§ Exercise prompt
From the listing below, copy every line with the word "JSON".

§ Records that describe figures

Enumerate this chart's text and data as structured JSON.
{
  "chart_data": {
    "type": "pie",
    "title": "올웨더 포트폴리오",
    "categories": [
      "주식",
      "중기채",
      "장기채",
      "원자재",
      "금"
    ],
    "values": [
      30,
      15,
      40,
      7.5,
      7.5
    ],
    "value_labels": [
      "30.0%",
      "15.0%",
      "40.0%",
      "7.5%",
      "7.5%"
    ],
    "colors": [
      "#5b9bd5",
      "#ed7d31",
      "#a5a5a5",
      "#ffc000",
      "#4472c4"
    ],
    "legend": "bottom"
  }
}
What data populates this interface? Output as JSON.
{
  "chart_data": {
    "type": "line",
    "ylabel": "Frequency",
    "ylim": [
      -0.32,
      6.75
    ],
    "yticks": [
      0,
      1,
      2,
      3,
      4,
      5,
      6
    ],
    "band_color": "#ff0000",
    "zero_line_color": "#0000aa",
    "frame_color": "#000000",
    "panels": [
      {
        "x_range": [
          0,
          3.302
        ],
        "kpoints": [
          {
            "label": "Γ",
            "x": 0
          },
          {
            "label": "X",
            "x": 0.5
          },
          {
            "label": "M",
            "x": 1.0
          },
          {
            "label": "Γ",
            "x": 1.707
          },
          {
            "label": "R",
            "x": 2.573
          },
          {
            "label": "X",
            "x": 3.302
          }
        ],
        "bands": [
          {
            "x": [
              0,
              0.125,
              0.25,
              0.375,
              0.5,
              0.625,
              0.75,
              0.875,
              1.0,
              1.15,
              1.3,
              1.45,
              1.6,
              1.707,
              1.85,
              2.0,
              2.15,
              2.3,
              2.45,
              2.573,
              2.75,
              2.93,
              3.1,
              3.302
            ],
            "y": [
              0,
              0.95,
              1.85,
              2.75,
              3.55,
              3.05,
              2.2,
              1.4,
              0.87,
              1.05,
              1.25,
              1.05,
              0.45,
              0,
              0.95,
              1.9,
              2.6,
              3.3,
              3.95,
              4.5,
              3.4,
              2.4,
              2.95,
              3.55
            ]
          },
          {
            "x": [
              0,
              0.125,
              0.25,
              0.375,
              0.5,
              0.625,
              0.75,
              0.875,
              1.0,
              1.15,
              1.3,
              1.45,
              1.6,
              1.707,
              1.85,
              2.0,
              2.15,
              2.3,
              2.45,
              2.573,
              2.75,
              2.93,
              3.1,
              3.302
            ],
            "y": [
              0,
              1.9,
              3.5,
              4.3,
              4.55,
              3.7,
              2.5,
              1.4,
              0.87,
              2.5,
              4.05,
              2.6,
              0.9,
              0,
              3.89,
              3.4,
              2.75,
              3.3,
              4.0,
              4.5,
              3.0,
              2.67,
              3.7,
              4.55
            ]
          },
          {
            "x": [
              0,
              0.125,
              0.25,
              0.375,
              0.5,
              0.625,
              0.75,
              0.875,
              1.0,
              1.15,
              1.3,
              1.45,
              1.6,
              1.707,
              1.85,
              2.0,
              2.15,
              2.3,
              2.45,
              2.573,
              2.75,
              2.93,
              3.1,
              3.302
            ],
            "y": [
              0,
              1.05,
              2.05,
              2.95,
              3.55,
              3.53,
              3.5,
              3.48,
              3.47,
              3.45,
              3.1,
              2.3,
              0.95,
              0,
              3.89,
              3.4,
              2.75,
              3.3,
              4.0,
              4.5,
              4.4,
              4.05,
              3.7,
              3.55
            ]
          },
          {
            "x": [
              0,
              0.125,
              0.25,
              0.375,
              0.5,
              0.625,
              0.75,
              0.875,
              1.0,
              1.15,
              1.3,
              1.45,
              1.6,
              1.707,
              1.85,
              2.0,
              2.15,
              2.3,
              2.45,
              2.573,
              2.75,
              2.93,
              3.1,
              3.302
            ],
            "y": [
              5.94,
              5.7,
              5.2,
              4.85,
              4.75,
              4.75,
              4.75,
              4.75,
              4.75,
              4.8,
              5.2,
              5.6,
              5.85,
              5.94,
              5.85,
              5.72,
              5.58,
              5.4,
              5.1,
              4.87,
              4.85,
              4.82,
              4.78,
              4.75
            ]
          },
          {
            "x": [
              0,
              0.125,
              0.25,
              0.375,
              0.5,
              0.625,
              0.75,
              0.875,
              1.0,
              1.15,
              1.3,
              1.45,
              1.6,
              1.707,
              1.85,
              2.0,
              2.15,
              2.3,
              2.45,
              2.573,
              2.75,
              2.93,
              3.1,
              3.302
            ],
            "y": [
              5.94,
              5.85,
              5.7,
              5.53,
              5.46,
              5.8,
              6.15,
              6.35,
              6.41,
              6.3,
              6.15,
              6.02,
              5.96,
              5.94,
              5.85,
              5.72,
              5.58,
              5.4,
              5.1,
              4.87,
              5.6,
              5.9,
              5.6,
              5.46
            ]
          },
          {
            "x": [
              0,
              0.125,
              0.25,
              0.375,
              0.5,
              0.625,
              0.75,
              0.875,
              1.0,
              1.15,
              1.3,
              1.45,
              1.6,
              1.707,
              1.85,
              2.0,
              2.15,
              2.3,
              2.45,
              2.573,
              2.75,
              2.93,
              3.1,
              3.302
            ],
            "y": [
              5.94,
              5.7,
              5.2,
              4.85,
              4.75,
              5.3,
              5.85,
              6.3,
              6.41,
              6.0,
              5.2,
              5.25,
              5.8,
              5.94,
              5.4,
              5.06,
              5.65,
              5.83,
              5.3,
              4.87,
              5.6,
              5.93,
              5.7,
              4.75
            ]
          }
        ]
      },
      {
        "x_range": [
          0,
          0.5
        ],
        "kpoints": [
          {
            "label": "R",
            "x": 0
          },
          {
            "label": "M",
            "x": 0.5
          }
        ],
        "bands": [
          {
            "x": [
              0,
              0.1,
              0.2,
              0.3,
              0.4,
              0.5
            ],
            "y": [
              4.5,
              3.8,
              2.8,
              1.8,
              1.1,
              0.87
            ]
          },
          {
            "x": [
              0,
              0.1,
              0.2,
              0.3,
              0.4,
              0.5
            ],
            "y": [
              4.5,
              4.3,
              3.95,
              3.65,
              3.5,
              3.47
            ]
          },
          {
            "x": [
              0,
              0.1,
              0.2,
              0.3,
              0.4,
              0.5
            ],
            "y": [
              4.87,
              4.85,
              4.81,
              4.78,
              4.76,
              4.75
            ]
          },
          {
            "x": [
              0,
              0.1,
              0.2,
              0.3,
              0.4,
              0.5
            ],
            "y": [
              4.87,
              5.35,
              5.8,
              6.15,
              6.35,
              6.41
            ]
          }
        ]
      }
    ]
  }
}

§ Result for this exercise
Enumerate this chart's text and data as structured JSON.
What data populates this interface? Output as JSON.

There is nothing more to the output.